### DATA ENTRIES
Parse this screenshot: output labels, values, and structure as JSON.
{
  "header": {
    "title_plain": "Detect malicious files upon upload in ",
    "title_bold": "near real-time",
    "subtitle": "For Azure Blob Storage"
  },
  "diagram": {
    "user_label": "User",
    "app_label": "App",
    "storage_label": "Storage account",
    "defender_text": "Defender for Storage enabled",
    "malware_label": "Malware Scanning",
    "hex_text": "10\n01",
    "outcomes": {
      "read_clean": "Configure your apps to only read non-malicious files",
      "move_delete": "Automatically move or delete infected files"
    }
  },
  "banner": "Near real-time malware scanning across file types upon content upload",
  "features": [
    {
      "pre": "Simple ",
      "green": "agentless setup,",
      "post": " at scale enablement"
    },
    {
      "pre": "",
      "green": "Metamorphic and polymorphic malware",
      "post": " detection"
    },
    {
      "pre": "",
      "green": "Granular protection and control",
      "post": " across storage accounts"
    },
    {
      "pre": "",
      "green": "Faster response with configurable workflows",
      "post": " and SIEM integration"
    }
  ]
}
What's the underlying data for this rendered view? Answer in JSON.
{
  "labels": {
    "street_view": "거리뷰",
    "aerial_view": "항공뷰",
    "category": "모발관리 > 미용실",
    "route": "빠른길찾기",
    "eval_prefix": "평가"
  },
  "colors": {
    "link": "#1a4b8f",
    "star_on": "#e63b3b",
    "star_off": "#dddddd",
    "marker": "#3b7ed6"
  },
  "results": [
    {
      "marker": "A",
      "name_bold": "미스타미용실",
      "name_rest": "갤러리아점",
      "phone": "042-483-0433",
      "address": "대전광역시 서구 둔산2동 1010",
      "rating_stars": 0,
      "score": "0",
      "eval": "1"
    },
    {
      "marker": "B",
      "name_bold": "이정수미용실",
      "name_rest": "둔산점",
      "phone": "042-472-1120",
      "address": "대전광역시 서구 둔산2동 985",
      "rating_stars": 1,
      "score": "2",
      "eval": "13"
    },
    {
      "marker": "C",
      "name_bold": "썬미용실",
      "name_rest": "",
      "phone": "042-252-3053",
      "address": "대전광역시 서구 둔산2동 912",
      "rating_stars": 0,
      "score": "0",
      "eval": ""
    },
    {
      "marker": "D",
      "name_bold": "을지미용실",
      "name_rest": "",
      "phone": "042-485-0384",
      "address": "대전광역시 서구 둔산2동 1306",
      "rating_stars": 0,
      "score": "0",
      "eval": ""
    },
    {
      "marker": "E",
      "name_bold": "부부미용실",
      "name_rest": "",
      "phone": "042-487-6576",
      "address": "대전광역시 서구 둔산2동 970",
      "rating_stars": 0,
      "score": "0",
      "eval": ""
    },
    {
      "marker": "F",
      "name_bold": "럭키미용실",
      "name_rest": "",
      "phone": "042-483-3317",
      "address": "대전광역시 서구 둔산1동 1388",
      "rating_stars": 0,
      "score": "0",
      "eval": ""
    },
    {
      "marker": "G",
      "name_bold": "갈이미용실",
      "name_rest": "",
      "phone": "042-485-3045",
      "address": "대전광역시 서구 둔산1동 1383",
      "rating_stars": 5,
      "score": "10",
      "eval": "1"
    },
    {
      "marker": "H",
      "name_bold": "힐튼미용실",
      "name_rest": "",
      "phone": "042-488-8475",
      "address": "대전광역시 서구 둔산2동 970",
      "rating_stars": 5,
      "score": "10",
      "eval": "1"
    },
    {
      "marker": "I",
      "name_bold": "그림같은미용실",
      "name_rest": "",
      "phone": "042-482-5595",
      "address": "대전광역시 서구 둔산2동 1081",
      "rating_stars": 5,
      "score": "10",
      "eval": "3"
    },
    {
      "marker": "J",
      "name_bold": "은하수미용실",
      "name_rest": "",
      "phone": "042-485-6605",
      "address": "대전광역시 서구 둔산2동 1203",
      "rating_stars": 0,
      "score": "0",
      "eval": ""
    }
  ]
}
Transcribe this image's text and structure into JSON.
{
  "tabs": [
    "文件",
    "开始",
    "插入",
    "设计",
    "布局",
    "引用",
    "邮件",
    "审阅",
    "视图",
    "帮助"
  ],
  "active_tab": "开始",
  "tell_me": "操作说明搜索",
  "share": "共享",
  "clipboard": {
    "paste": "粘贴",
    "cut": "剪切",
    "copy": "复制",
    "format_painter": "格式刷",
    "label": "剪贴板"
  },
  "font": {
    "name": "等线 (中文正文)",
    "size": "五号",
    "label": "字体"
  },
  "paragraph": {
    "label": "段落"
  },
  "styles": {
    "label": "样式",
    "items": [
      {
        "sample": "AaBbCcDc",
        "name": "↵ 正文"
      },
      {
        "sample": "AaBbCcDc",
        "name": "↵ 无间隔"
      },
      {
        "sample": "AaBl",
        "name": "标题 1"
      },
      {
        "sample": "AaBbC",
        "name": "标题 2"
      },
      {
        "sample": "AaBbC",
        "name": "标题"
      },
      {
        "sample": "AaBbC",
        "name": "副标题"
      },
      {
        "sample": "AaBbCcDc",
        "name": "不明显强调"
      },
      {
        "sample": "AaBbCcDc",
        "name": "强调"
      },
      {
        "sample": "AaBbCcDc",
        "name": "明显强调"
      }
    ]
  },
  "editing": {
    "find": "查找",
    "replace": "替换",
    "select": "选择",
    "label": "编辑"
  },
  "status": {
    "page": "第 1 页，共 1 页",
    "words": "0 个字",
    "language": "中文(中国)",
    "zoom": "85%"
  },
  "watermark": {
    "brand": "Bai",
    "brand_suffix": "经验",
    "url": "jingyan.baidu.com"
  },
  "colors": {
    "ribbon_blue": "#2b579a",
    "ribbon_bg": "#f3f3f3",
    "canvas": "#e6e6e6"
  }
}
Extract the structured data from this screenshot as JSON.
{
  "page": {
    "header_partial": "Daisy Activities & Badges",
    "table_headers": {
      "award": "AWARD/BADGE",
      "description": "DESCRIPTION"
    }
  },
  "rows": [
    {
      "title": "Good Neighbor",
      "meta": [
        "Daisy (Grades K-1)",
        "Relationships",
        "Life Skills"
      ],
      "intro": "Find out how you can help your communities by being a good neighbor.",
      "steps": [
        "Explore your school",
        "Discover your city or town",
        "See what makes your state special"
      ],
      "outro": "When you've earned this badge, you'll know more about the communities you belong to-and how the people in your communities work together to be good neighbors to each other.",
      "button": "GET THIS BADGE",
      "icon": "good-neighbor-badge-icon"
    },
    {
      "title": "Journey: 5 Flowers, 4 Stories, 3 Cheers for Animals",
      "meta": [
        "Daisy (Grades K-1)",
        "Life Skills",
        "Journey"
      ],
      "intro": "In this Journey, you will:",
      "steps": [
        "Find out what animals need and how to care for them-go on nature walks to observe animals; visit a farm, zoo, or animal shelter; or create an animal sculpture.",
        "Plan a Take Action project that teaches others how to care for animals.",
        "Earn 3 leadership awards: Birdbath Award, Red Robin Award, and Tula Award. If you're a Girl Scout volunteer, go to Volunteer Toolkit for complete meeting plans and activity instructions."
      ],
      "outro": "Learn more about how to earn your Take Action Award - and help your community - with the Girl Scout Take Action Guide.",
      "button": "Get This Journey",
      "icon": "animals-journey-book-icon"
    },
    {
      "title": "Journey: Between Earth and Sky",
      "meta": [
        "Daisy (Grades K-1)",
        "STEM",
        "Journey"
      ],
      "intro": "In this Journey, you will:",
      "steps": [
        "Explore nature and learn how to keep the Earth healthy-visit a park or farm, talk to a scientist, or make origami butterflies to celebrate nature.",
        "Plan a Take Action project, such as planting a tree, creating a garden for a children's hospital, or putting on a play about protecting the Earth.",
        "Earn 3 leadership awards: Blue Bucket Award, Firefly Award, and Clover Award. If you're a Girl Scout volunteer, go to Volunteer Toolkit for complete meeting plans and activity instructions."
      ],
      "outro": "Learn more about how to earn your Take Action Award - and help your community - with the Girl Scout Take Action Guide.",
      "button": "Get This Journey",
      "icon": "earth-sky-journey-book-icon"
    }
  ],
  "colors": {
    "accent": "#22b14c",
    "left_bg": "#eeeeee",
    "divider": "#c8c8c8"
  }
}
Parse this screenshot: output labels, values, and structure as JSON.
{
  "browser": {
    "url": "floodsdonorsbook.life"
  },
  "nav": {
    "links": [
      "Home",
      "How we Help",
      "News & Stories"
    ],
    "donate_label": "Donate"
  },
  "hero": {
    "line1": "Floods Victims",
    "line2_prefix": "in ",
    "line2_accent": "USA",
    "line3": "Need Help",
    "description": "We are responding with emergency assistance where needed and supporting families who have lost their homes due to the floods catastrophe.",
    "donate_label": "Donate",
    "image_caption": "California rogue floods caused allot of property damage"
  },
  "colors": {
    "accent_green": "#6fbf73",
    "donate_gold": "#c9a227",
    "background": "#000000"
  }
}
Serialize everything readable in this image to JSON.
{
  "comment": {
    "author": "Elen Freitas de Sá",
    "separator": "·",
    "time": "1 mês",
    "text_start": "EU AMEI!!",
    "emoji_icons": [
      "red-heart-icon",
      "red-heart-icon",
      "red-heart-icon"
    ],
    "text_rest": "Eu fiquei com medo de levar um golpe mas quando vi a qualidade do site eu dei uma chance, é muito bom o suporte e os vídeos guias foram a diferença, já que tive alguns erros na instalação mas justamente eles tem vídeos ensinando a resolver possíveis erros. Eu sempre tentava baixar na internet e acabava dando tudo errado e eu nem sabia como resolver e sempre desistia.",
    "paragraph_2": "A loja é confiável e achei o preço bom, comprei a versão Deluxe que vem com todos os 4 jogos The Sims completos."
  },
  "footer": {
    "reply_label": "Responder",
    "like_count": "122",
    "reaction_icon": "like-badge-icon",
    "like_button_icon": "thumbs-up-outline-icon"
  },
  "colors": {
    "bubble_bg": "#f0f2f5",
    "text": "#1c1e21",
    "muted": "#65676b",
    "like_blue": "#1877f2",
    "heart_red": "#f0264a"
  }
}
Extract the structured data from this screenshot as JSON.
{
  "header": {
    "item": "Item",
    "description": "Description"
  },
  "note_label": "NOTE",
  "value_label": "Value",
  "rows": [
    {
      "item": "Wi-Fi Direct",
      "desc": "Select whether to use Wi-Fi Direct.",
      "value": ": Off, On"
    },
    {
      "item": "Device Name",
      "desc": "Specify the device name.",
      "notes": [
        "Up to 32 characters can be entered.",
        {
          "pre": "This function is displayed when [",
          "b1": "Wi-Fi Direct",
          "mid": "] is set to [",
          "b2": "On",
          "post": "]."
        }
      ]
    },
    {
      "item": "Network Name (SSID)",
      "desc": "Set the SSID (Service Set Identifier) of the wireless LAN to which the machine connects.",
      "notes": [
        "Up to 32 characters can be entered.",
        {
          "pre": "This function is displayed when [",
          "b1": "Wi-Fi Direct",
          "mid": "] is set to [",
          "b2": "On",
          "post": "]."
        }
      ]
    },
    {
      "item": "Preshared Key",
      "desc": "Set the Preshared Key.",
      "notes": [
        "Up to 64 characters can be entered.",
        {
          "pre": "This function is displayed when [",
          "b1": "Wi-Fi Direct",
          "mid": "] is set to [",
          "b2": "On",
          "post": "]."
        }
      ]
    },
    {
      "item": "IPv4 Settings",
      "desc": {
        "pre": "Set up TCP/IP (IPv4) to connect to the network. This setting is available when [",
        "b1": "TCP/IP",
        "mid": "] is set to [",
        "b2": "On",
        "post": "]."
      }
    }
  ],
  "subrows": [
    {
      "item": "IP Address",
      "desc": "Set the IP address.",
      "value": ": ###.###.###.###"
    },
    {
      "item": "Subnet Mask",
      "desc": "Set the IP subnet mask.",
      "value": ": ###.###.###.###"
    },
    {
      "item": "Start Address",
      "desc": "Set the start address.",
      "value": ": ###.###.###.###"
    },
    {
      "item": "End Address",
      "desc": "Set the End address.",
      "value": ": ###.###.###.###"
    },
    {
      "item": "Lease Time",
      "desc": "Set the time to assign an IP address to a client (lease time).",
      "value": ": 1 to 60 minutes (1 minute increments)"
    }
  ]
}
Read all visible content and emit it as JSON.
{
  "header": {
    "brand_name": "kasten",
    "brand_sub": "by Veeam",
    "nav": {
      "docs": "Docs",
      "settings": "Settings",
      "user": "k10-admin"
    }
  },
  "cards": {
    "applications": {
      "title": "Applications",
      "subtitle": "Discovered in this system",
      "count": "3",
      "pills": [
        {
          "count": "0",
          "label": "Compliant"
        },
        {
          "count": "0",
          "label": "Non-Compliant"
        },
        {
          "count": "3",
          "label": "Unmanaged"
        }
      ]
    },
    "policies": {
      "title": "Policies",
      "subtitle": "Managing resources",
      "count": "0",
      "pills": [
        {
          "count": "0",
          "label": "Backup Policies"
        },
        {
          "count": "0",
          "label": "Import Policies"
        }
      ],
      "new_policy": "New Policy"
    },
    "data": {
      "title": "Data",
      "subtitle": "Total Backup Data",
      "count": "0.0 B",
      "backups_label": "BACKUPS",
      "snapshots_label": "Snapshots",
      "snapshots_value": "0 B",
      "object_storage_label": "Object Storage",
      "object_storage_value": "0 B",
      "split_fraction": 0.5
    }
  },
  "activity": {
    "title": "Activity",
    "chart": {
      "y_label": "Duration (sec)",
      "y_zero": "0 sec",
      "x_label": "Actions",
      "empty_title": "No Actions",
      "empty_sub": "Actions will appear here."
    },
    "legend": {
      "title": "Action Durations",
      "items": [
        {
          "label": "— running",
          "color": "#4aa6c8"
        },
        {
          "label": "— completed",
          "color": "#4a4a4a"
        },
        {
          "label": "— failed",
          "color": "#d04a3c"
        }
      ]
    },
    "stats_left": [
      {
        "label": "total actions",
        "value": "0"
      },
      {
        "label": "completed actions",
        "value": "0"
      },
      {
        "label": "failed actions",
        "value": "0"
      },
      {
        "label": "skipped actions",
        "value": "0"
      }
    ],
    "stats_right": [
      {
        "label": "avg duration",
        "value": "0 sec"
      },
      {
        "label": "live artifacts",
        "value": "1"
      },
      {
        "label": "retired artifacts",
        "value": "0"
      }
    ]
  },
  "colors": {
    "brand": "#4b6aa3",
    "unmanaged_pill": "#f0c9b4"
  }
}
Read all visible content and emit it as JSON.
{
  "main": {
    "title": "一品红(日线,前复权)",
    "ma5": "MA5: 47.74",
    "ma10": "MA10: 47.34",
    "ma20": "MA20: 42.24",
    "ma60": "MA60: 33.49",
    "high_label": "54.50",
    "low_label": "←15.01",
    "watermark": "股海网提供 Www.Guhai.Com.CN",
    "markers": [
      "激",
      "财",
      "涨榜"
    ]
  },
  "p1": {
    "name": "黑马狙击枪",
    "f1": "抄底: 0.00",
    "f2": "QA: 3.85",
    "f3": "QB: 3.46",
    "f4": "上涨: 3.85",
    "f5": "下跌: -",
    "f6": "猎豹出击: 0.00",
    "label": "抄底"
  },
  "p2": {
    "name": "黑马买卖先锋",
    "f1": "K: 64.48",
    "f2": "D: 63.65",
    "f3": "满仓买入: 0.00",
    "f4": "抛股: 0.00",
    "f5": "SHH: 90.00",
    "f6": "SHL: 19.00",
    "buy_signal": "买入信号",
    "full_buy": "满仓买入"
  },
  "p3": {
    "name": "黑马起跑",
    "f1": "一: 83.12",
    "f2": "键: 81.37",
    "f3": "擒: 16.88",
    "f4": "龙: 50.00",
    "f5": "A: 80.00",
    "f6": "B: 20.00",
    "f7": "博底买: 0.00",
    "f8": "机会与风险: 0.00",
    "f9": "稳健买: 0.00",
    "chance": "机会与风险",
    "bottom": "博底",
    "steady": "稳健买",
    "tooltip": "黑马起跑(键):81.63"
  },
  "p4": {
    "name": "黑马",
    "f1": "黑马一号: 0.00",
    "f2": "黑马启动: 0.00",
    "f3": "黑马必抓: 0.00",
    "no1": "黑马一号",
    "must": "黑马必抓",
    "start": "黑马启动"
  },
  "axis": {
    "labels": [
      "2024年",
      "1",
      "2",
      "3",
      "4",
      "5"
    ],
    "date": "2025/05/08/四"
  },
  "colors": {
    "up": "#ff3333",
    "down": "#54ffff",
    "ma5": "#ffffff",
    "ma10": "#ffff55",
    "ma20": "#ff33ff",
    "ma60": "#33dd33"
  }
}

### TO BE DONE
Give only the number of lines in the listing above that include the string "upon".

### OUTPUT FOR THIS TASK
2